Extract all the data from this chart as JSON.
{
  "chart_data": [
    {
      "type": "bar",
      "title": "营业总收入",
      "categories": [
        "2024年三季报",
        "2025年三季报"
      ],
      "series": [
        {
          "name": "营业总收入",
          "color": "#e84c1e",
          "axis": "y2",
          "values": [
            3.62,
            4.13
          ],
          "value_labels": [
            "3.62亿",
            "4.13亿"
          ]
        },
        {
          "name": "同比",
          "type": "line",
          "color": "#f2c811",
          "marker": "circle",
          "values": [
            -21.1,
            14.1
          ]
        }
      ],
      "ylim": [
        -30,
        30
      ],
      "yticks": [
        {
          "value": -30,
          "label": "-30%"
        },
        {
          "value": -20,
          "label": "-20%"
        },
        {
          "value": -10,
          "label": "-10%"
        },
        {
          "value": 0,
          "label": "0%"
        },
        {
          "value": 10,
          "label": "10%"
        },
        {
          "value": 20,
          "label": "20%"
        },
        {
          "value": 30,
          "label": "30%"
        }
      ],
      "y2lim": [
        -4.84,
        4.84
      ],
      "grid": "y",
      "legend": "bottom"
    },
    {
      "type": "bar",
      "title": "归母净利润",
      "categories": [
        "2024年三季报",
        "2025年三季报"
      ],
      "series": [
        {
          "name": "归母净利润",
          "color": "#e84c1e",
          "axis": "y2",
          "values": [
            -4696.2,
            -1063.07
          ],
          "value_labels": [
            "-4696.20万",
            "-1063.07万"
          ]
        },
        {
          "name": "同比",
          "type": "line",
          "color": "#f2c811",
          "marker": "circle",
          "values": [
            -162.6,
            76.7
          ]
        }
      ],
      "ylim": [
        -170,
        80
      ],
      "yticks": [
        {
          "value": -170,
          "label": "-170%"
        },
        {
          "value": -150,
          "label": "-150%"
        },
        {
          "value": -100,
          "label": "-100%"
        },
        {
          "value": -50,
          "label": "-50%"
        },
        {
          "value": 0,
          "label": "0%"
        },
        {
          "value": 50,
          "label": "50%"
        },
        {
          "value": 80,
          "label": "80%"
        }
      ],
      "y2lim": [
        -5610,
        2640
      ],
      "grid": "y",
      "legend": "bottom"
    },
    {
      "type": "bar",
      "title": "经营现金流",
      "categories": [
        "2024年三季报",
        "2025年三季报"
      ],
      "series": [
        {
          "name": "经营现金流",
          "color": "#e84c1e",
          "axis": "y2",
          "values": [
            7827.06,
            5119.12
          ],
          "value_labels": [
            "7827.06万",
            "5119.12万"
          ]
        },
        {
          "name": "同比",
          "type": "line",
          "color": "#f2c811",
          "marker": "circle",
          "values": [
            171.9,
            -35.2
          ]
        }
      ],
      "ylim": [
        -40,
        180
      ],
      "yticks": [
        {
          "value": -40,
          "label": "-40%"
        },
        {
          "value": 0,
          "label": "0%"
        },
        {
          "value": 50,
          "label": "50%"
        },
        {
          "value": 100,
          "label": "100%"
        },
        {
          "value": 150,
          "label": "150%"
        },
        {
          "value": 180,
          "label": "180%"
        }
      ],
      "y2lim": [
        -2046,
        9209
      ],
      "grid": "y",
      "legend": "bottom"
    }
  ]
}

TASK OBJECTIVE ▸ Exactly reproduce every line of the records.

WRITTEN SOLUTION ▸
Extract all the data from this chart as JSON.
{
  "chart_data": [
    {
      "type": "bar",
      "title": "营业总收入",
      "categories": [
        "2024年三季报",
        "2025年三季报"
      ],
      "series": [
        {
          "name": "营业总收入",
          "color": "#e84c1e",
          "axis": "y2",
          "values": [
            3.62,
            4.13
          ],
          "value_labels": [
            "3.62亿",
            "4.13亿"
          ]
        },
        {
          "name": "同比",
          "type": "line",
          "color": "#f2c811",
          "marker": "circle",
          "values": [
            -21.1,
            14.1
          ]
        }
      ],
      "ylim": [
        -30,
        30
      ],
      "yticks": [
        {
          "value": -30,
          "label": "-30%"
        },
        {
          "value": -20,
          "label": "-20%"
        },
        {
          "value": -10,
          "label": "-10%"
        },
        {
          "value": 0,
          "label": "0%"
        },
        {
          "value": 10,
          "label": "10%"
        },
        {
          "value": 20,
          "label": "20%"
        },
        {
          "value": 30,
          "label": "30%"
        }
      ],
      "y2lim": [
        -4.84,
        4.84
      ],
      "grid": "y",
      "legend": "bottom"
    },
    {
      "type": "bar",
      "title": "归母净利润",
      "categories": [
        "2024年三季报",
        "2025年三季报"
      ],
      "series": [
        {
          "name": "归母净利润",
          "color": "#e84c1e",
          "axis": "y2",
          "values": [
            -4696.2,
            -1063.07
          ],
          "value_labels": [
            "-4696.20万",
            "-1063.07万"
          ]
        },
        {
          "name": "同比",
          "type": "line",
          "color": "#f2c811",
          "marker": "circle",
          "values": [
            -162.6,
            76.7
          ]
        }
      ],
      "ylim": [
        -170,
        80
      ],
      "yticks": [
        {
          "value": -170,
          "label": "-170%"
        },
        {
          "value": -150,
          "label": "-150%"
        },
        {
          "value": -100,
          "label": "-100%"
        },
        {
          "value": -50,
          "label": "-50%"
        },
        {
          "value": 0,
          "label": "0%"
        },
        {
          "value": 50,
          "label": "50%"
        },
        {
          "value": 80,
          "label": "80%"
        }
      ],
      "y2lim": [
        -5610,
        2640
      ],
      "grid": "y",
      "legend": "bottom"
    },
    {
      "type": "bar",
      "title": "经营现金流",
      "categories": [
        "2024年三季报",
        "2025年三季报"
      ],
      "series": [
        {
          "name": "经营现金流",
          "color": "#e84c1e",
          "axis": "y2",
          "values": [
            7827.06,
            5119.12
          ],
          "value_labels": [
            "7827.06万",
            "5119.12万"
          ]
        },
        {
          "name": "同比",
          "type": "line",
          "color": "#f2c811",
          "marker": "circle",
          "values": [
            171.9,
            -35.2
          ]
        }
      ],
      "ylim": [
        -40,
        180
      ],
      "yticks": [
        {
          "value": -40,
          "label": "-40%"
        },
        {
          "value": 0,
          "label": "0%"
        },
        {
          "value": 50,
          "label": "50%"
        },
        {
          "value": 100,
          "label": "100%"
        },
        {
          "value": 150,
          "label": "150%"
        },
        {
          "value": 180,
          "label": "180%"
        }
      ],
      "y2lim": [
        -2046,
        9209
      ],
      "grid": "y",
      "legend": "bottom"
    }
  ]
}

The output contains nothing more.